What to work on -> Select the lines that hold the word "Members" and copy each one.

Data supplied ->

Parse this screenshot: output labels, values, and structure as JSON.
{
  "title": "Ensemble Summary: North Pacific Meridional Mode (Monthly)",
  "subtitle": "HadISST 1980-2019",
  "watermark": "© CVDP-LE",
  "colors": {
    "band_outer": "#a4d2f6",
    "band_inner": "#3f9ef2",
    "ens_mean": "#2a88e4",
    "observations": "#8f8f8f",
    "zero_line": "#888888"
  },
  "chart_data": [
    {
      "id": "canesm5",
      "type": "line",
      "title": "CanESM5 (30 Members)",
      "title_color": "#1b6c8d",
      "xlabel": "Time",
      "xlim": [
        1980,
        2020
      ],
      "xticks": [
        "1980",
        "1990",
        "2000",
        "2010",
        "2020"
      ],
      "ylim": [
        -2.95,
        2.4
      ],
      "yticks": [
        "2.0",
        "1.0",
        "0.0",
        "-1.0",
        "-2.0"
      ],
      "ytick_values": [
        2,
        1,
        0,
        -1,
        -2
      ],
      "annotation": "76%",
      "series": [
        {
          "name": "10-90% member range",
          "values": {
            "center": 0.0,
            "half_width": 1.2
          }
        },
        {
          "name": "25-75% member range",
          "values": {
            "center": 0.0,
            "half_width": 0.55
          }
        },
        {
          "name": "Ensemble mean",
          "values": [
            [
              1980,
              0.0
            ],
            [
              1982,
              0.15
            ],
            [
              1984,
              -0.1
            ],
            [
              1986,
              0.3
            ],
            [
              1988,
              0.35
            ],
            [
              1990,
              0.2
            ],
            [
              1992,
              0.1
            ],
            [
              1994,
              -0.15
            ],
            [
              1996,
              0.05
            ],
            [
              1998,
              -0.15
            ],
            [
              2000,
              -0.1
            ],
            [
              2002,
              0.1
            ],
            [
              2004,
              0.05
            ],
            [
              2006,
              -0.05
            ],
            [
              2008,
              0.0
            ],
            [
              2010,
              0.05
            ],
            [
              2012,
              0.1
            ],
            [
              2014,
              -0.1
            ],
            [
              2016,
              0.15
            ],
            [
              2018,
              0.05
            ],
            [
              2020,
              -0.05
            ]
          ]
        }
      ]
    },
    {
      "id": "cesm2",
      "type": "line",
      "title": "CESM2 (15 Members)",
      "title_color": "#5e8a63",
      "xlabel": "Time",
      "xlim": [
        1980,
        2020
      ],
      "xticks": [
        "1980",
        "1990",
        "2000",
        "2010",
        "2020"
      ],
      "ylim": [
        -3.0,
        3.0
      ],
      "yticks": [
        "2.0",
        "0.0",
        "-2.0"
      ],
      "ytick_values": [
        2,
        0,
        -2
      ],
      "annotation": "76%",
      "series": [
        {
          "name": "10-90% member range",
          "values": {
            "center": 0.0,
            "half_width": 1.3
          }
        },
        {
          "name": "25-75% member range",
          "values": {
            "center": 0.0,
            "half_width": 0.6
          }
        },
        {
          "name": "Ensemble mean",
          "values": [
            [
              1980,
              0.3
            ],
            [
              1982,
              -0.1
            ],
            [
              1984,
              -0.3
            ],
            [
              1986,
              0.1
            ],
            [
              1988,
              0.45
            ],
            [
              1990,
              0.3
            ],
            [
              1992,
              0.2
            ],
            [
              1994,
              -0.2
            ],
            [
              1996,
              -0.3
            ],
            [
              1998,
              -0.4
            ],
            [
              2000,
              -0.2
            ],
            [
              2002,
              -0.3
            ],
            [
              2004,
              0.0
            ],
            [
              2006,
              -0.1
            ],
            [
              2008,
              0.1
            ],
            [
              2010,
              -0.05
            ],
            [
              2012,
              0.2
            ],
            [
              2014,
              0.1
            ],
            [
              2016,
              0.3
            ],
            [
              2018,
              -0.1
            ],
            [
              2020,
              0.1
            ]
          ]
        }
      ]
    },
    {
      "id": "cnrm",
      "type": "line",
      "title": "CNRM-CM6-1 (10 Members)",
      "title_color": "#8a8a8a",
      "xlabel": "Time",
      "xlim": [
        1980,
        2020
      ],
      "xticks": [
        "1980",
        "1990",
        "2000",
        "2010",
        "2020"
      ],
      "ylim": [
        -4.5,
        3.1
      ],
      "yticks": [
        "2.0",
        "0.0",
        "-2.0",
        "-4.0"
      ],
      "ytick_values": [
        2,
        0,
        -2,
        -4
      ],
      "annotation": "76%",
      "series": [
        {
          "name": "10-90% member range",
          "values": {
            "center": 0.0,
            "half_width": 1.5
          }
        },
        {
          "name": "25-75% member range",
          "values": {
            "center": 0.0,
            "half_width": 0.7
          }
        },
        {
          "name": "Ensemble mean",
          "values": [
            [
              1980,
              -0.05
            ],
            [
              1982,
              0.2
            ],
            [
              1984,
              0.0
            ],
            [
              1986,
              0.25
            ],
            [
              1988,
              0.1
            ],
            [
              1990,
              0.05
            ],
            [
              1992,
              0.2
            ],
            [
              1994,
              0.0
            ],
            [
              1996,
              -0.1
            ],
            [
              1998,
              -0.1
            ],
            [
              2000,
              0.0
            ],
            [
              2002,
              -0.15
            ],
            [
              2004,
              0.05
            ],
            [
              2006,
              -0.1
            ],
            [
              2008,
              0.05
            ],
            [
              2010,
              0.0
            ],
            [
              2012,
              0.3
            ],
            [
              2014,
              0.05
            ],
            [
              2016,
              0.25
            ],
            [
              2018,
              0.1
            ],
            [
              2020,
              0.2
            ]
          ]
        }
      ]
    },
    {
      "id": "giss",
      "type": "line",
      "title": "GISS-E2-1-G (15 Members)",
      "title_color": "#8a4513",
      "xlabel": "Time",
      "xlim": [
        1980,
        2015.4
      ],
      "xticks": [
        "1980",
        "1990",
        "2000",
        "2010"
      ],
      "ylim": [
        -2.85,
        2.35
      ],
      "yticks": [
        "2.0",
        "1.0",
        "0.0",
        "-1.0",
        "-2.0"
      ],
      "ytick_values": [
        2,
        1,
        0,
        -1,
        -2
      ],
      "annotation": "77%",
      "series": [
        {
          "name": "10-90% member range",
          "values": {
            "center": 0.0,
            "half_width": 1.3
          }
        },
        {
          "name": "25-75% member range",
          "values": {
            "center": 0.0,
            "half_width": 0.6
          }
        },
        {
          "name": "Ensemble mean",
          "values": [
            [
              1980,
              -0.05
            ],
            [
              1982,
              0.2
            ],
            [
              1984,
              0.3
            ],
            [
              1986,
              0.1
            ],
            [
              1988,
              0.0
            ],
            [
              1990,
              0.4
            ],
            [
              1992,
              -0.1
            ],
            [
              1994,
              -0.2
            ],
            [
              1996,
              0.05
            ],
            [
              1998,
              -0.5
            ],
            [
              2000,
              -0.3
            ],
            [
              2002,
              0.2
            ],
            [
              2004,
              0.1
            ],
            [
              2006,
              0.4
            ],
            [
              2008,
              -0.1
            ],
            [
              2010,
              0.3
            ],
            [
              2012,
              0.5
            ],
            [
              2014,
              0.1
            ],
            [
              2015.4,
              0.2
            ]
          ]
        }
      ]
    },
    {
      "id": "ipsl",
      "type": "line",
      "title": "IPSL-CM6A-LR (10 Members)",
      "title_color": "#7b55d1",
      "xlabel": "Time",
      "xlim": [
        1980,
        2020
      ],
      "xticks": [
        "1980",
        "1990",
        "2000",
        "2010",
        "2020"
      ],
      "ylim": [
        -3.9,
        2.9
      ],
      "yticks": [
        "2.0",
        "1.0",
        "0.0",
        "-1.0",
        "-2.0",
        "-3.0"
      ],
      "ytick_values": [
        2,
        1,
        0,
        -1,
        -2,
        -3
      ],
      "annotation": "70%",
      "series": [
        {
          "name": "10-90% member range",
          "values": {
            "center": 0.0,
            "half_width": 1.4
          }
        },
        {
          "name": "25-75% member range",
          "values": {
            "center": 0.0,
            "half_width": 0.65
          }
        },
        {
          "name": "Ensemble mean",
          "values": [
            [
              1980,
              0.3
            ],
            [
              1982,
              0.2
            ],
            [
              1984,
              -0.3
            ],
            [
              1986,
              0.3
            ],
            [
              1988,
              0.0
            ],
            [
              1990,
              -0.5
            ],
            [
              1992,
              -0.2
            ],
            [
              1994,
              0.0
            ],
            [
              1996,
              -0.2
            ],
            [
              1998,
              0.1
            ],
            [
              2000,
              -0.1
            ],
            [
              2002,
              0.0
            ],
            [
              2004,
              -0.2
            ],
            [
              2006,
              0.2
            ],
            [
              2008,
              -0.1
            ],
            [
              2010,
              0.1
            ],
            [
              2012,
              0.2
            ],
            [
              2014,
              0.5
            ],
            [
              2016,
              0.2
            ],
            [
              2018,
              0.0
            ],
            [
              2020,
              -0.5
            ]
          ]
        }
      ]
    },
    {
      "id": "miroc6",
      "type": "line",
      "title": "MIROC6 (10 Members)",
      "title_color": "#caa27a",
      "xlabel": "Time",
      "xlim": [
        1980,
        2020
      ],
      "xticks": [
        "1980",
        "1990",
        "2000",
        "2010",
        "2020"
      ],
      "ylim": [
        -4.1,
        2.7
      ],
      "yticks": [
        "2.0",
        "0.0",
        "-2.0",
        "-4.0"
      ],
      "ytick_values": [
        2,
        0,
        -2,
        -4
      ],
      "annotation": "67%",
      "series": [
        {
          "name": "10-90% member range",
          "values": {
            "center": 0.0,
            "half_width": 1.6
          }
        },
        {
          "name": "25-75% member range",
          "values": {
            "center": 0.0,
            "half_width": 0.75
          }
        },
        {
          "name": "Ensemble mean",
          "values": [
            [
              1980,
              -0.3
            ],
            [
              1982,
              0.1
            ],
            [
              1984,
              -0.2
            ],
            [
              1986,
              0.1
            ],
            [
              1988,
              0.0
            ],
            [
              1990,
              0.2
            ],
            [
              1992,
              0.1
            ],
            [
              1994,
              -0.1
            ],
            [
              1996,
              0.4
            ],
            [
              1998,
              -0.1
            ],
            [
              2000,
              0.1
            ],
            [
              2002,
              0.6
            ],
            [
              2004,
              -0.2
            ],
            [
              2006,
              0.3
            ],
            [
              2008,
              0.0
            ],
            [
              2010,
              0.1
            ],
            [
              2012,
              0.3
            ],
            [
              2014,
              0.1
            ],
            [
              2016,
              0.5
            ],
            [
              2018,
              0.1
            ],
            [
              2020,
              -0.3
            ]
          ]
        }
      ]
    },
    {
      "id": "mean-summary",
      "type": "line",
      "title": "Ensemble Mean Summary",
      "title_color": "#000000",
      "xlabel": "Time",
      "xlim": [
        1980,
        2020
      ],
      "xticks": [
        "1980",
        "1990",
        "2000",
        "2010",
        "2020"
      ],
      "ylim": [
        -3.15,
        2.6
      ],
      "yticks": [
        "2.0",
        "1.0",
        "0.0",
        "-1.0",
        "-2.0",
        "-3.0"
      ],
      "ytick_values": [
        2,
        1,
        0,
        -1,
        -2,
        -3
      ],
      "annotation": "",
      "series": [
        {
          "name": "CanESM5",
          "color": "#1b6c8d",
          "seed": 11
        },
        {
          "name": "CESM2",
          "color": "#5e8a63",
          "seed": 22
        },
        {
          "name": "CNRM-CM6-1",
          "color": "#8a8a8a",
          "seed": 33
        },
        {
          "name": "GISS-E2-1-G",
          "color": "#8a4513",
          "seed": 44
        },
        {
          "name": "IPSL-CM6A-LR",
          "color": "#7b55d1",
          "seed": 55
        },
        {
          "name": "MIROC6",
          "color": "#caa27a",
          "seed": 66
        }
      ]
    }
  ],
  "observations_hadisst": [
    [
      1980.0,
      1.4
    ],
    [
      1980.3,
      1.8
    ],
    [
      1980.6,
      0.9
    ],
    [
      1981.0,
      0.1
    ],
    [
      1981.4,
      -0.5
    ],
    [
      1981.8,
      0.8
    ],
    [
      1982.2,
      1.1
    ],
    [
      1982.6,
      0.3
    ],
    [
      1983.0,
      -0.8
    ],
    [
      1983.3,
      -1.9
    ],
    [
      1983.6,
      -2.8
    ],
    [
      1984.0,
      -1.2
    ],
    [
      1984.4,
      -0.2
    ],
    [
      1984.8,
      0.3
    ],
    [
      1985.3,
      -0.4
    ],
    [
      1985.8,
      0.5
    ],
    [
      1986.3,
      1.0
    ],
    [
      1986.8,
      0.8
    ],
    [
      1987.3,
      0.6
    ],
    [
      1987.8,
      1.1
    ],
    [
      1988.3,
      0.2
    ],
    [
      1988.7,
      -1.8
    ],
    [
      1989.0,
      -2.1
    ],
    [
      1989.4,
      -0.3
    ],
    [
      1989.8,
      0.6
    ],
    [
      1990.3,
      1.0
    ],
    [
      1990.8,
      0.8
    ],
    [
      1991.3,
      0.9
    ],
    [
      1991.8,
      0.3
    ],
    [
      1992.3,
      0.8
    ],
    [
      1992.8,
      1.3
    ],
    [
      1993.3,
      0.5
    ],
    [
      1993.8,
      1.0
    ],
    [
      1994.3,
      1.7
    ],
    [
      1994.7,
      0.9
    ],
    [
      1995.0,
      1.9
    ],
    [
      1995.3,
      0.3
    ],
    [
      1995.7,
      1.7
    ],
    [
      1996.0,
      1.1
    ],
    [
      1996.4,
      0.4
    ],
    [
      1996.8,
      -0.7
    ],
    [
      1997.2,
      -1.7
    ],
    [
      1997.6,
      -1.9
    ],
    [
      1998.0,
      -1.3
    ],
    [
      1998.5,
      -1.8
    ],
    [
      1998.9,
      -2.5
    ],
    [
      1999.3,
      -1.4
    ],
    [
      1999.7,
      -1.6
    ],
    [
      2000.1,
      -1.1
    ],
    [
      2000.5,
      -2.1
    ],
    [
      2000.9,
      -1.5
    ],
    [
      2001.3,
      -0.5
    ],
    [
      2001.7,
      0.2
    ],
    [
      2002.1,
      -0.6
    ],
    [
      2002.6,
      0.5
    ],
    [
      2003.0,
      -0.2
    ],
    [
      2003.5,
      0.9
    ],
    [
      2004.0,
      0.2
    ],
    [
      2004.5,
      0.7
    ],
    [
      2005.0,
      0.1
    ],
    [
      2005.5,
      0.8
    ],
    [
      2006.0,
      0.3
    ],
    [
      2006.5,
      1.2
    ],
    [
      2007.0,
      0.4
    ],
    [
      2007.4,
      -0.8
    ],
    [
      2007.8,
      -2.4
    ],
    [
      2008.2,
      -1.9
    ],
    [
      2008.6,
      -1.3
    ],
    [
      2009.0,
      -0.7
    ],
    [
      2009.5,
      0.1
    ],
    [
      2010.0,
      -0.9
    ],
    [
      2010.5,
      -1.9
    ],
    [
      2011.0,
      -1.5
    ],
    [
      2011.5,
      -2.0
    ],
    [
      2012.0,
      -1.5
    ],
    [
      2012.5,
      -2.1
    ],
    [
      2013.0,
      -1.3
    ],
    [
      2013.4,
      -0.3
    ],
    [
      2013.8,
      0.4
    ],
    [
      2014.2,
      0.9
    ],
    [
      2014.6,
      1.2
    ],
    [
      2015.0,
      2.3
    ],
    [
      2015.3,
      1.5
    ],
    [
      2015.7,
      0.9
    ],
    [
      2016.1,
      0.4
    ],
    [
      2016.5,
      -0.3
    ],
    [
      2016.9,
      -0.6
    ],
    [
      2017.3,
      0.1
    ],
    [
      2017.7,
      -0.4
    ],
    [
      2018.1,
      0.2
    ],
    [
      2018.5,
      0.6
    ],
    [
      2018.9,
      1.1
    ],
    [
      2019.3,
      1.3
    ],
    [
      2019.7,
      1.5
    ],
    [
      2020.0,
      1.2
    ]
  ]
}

Problem solution ->
      "title": "CanESM5 (30 Members)",
      "title": "CESM2 (15 Members)",
      "title": "CNRM-CM6-1 (10 Members)",
      "title": "GISS-E2-1-G (15 Members)",
      "title": "IPSL-CM6A-LR (10 Members)",
      "title": "MIROC6 (10 Members)",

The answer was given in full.